_Problem description:_
Do not include the pictures; repeat the rest of the data exactly.

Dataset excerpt
+---+

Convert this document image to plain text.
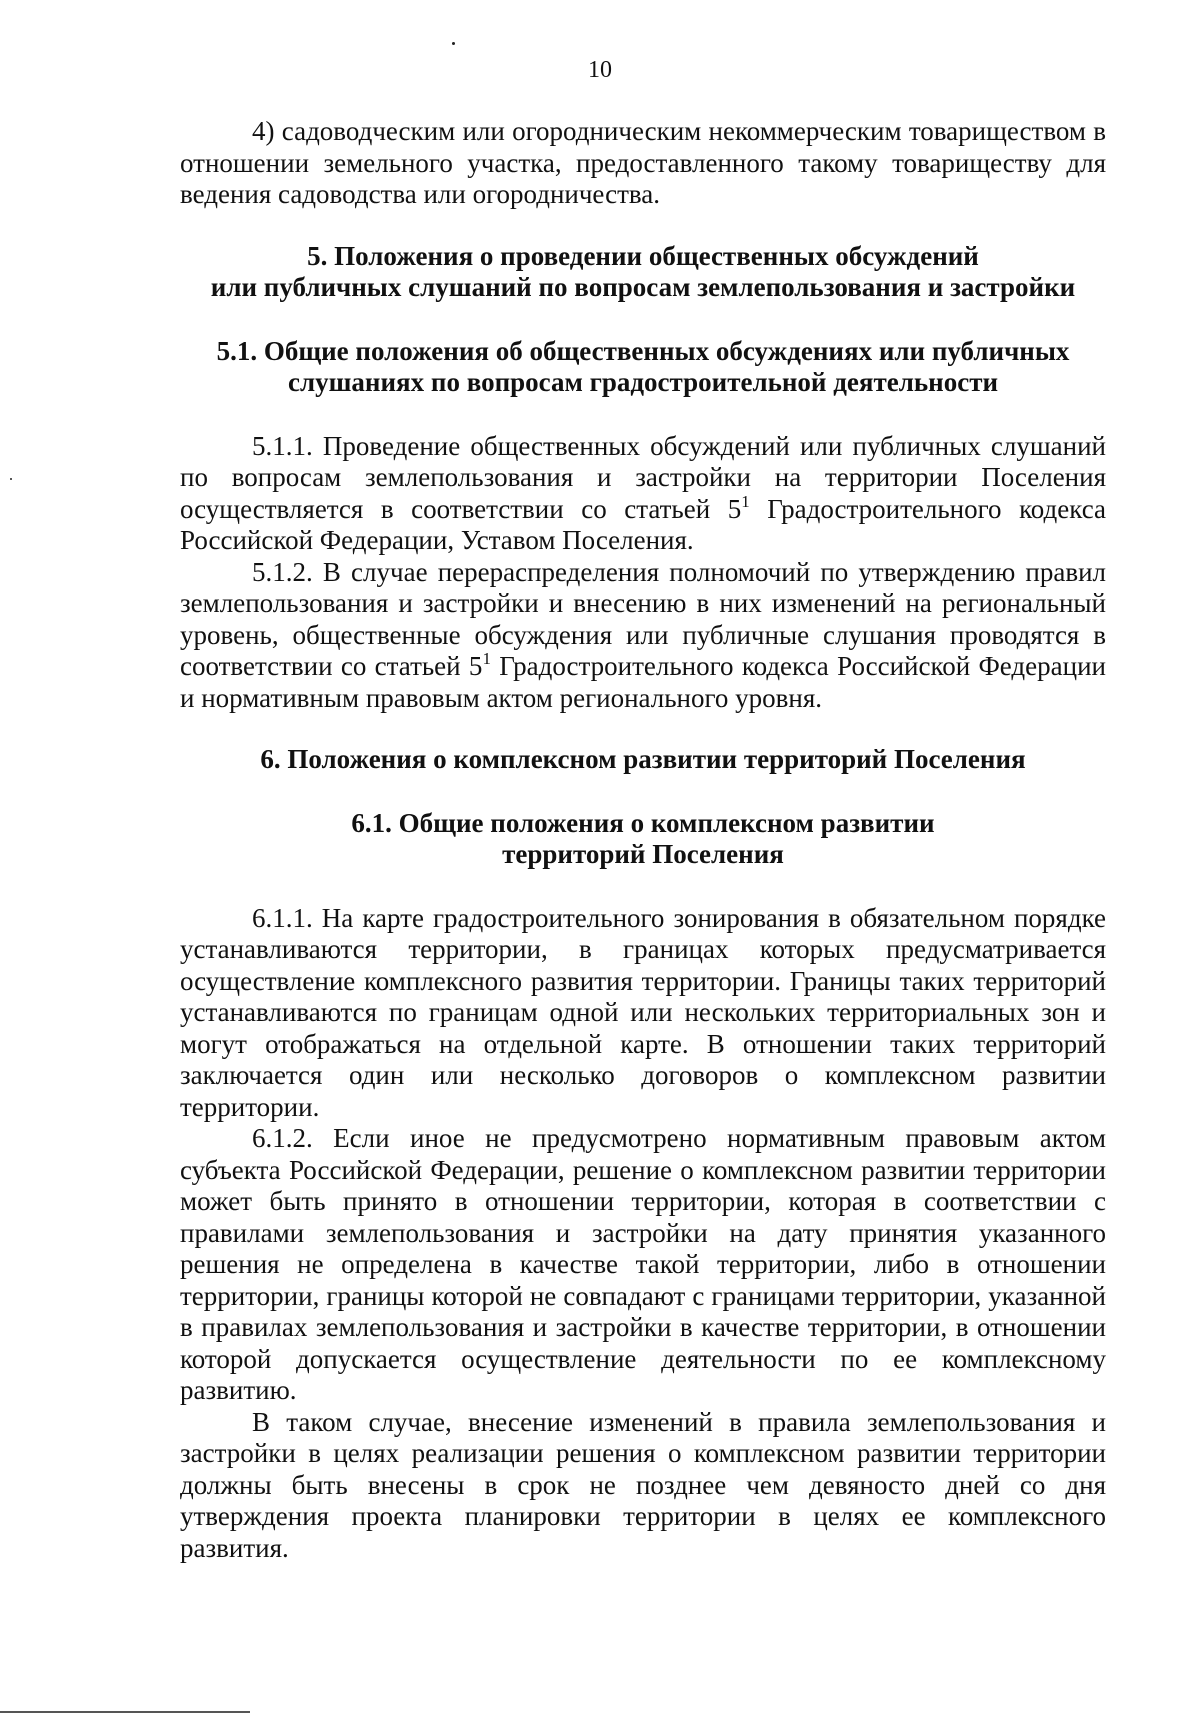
10

4) садоводческим или огородническим некоммерческим товариществом в отношении земельного участка, предоставленного такому товариществу для ведения садоводства или огородничества.

5. Положения о проведении общественных обсуждений
или публичных слушаний по вопросам землепользования и застройки
5.1. Общие положения об общественных обсуждениях или публичных
слушаниях по вопросам градостроительной деятельности

5.1.1. Проведение общественных обсуждений или публичных слушаний по вопросам землепользования и застройки на территории Поселения осуществляется в соответствии со статьей $5^1$ Градостроительного кодекса Российской Федерации, Уставом Поселения.

5.1.2. В случае перераспределения полномочий по утверждению правил землепользования и застройки и внесению в них изменений на региональный уровень, общественные обсуждения или публичные слушания проводятся в соответствии со статьей $5^1$ Градостроительного кодекса Российской Федерации и нормативным правовым актом регионального уровня.

6. Положения о комплексном развитии территорий Поселения
6.1. Общие положения о комплексном развитии
территорий Поселения

6.1.1. На карте градостроительного зонирования в обязательном порядке устанавливаются территории, в границах которых предусматривается осуществление комплексного развития территории. Границы таких территорий устанавливаются по границам одной или нескольких территориальных зон и могут отображаться на отдельной карте. В отношении таких территорий заключается один или несколько договоров о комплексном развитии территории.

6.1.2. Если иное не предусмотрено нормативным правовым актом субъекта Российской Федерации, решение о комплексном развитии территории может быть принято в отношении территории, которая в соответствии с правилами землепользования и застройки на дату принятия указанного решения не определена в качестве такой территории, либо в отношении территории, границы которой не совпадают с границами территории, указанной в правилах землепользования и застройки в качестве территории, в отношении которой допускается осуществление деятельности по ее комплексному развитию.

В таком случае, внесение изменений в правила землепользования и застройки в целях реализации решения о комплексном развитии территории должны быть внесены в срок не позднее чем девяносто дней со дня утверждения проекта планировки территории в целях ее комплексного развития.
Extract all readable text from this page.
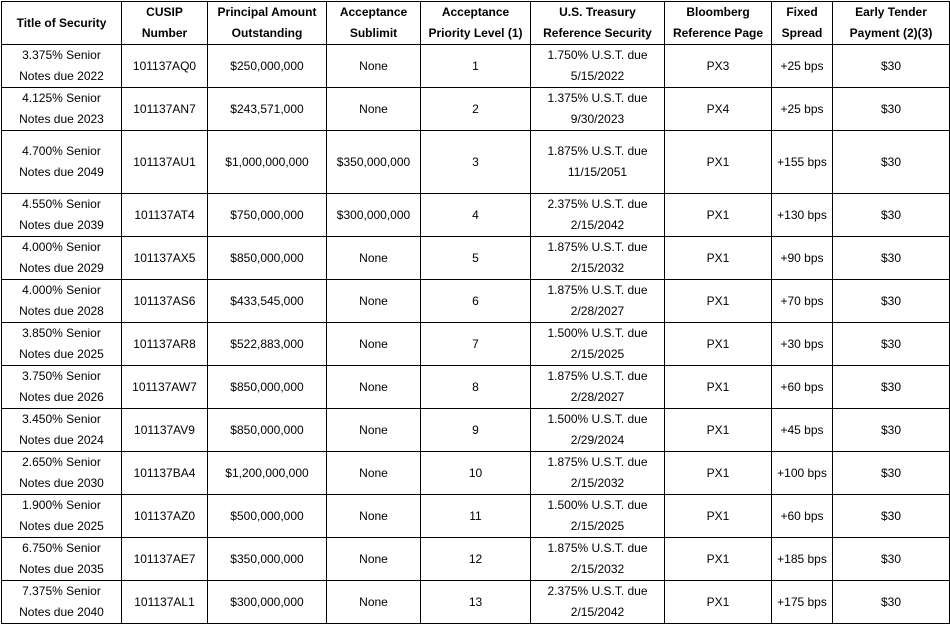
Title of Security	CUSIP Number	Principal Amount Outstanding	Acceptance Sublimit	Acceptance Priority Level (1)	U.S. Treasury Reference Security	Bloomberg Reference Page	Fixed Spread	Early Tender Payment (2)(3)
3.375% Senior Notes due 2022	101137AQ0	$250,000,000	None	1	1.750% U.S.T. due 5/15/2022	PX3	+25 bps	$30
4.125% Senior Notes due 2023	101137AN7	$243,571,000	None	2	1.375% U.S.T. due 9/30/2023	PX4	+25 bps	$30
4.700% Senior Notes due 2049	101137AU1	$1,000,000,000	$350,000,000	3	1.875% U.S.T. due 11/15/2051	PX1	+155 bps	$30
4.550% Senior Notes due 2039	101137AT4	$750,000,000	$300,000,000	4	2.375% U.S.T. due 2/15/2042	PX1	+130 bps	$30
4.000% Senior Notes due 2029	101137AX5	$850,000,000	None	5	1.875% U.S.T. due 2/15/2032	PX1	+90 bps	$30
4.000% Senior Notes due 2028	101137AS6	$433,545,000	None	6	1.875% U.S.T. due 2/28/2027	PX1	+70 bps	$30
3.850% Senior Notes due 2025	101137AR8	$522,883,000	None	7	1.500% U.S.T. due 2/15/2025	PX1	+30 bps	$30
3.750% Senior Notes due 2026	101137AW7	$850,000,000	None	8	1.875% U.S.T. due 2/28/2027	PX1	+60 bps	$30
3.450% Senior Notes due 2024	101137AV9	$850,000,000	None	9	1.500% U.S.T. due 2/29/2024	PX1	+45 bps	$30
2.650% Senior Notes due 2030	101137BA4	$1,200,000,000	None	10	1.875% U.S.T. due 2/15/2032	PX1	+100 bps	$30
1.900% Senior Notes due 2025	101137AZ0	$500,000,000	None	11	1.500% U.S.T. due 2/15/2025	PX1	+60 bps	$30
6.750% Senior Notes due 2035	101137AE7	$350,000,000	None	12	1.875% U.S.T. due 2/15/2032	PX1	+185 bps	$30
7.375% Senior Notes due 2040	101137AL1	$300,000,000	None	13	2.375% U.S.T. due 2/15/2042	PX1	+175 bps	$30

+---+

_Solution to the exercise:_
Convert this document image to plain text.
10

4) садоводческим или огородническим некоммерческим товариществом в отношении земельного участка, предоставленного такому товариществу для ведения садоводства или огородничества.

5. Положения о проведении общественных обсуждений
или публичных слушаний по вопросам землепользования и застройки
5.1. Общие положения об общественных обсуждениях или публичных
слушаниях по вопросам градостроительной деятельности

5.1.1. Проведение общественных обсуждений или публичных слушаний по вопросам землепользования и застройки на территории Поселения осуществляется в соответствии со статьей $5^1$ Градостроительного кодекса Российской Федерации, Уставом Поселения.

5.1.2. В случае перераспределения полномочий по утверждению правил землепользования и застройки и внесению в них изменений на региональный уровень, общественные обсуждения или публичные слушания проводятся в соответствии со статьей $5^1$ Градостроительного кодекса Российской Федерации и нормативным правовым актом регионального уровня.

6. Положения о комплексном развитии территорий Поселения
6.1. Общие положения о комплексном развитии
территорий Поселения

6.1.1. На карте градостроительного зонирования в обязательном порядке устанавливаются территории, в границах которых предусматривается осуществление комплексного развития территории. Границы таких территорий устанавливаются по границам одной или нескольких территориальных зон и могут отображаться на отдельной карте. В отношении таких территорий заключается один или несколько договоров о комплексном развитии территории.

6.1.2. Если иное не предусмотрено нормативным правовым актом субъекта Российской Федерации, решение о комплексном развитии территории может быть принято в отношении территории, которая в соответствии с правилами землепользования и застройки на дату принятия указанного решения не определена в качестве такой территории, либо в отношении территории, границы которой не совпадают с границами территории, указанной в правилах землепользования и застройки в качестве территории, в отношении которой допускается осуществление деятельности по ее комплексному развитию.

В таком случае, внесение изменений в правила землепользования и застройки в целях реализации решения о комплексном развитии территории должны быть внесены в срок не позднее чем девяносто дней со дня утверждения проекта планировки территории в целях ее комплексного развития.
Extract all readable text from this page.
Title of Security	CUSIP Number	Principal Amount Outstanding	Acceptance Sublimit	Acceptance Priority Level (1)	U.S. Treasury Reference Security	Bloomberg Reference Page	Fixed Spread	Early Tender Payment (2)(3)
3.375% Senior Notes due 2022	101137AQ0	$250,000,000	None	1	1.750% U.S.T. due 5/15/2022	PX3	+25 bps	$30
4.125% Senior Notes due 2023	101137AN7	$243,571,000	None	2	1.375% U.S.T. due 9/30/2023	PX4	+25 bps	$30
4.700% Senior Notes due 2049	101137AU1	$1,000,000,000	$350,000,000	3	1.875% U.S.T. due 11/15/2051	PX1	+155 bps	$30
4.550% Senior Notes due 2039	101137AT4	$750,000,000	$300,000,000	4	2.375% U.S.T. due 2/15/2042	PX1	+130 bps	$30
4.000% Senior Notes due 2029	101137AX5	$850,000,000	None	5	1.875% U.S.T. due 2/15/2032	PX1	+90 bps	$30
4.000% Senior Notes due 2028	101137AS6	$433,545,000	None	6	1.875% U.S.T. due 2/28/2027	PX1	+70 bps	$30
3.850% Senior Notes due 2025	101137AR8	$522,883,000	None	7	1.500% U.S.T. due 2/15/2025	PX1	+30 bps	$30
3.750% Senior Notes due 2026	101137AW7	$850,000,000	None	8	1.875% U.S.T. due 2/28/2027	PX1	+60 bps	$30
3.450% Senior Notes due 2024	101137AV9	$850,000,000	None	9	1.500% U.S.T. due 2/29/2024	PX1	+45 bps	$30
2.650% Senior Notes due 2030	101137BA4	$1,200,000,000	None	10	1.875% U.S.T. due 2/15/2032	PX1	+100 bps	$30
1.900% Senior Notes due 2025	101137AZ0	$500,000,000	None	11	1.500% U.S.T. due 2/15/2025	PX1	+60 bps	$30
6.750% Senior Notes due 2035	101137AE7	$350,000,000	None	12	1.875% U.S.T. due 2/15/2032	PX1	+185 bps	$30
7.375% Senior Notes due 2040	101137AL1	$300,000,000	None	13	2.375% U.S.T. due 2/15/2042	PX1	+175 bps	$30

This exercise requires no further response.